=== SET TASK ===
Make an exact copy of the entries below.

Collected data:

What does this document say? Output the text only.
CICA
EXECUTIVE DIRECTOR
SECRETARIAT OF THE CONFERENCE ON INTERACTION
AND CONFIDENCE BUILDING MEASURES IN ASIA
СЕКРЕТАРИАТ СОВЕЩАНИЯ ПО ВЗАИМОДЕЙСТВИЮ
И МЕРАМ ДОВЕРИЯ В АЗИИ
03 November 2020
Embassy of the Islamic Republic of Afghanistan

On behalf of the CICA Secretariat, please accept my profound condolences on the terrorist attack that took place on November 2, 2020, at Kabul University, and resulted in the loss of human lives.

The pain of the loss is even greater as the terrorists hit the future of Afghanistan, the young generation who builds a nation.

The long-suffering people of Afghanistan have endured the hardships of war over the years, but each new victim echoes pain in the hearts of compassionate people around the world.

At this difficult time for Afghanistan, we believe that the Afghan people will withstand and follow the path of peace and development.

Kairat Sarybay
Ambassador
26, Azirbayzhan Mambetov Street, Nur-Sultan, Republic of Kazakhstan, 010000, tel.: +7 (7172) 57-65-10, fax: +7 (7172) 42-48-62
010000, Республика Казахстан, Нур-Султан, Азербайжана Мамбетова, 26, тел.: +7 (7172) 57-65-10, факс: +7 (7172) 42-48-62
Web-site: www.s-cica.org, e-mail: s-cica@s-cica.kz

=== FINISHED ANSWER ===
What does this document say? Output the text only.
CICA
EXECUTIVE DIRECTOR
SECRETARIAT OF THE CONFERENCE ON INTERACTION
AND CONFIDENCE BUILDING MEASURES IN ASIA
СЕКРЕТАРИАТ СОВЕЩАНИЯ ПО ВЗАИМОДЕЙСТВИЮ
И МЕРАМ ДОВЕРИЯ В АЗИИ
03 November 2020
Embassy of the Islamic Republic of Afghanistan

On behalf of the CICA Secretariat, please accept my profound condolences on the terrorist attack that took place on November 2, 2020, at Kabul University, and resulted in the loss of human lives.

The pain of the loss is even greater as the terrorists hit the future of Afghanistan, the young generation who builds a nation.

The long-suffering people of Afghanistan have endured the hardships of war over the years, but each new victim echoes pain in the hearts of compassionate people around the world.

At this difficult time for Afghanistan, we believe that the Afghan people will withstand and follow the path of peace and development.

Kairat Sarybay
Ambassador
26, Azirbayzhan Mambetov Street, Nur-Sultan, Republic of Kazakhstan, 010000, tel.: +7 (7172) 57-65-10, fax: +7 (7172) 42-48-62
010000, Республика Казахстан, Нур-Султан, Азербайжана Мамбетова, 26, тел.: +7 (7172) 57-65-10, факс: +7 (7172) 42-48-62
Web-site: www.s-cica.org, e-mail: s-cica@s-cica.kz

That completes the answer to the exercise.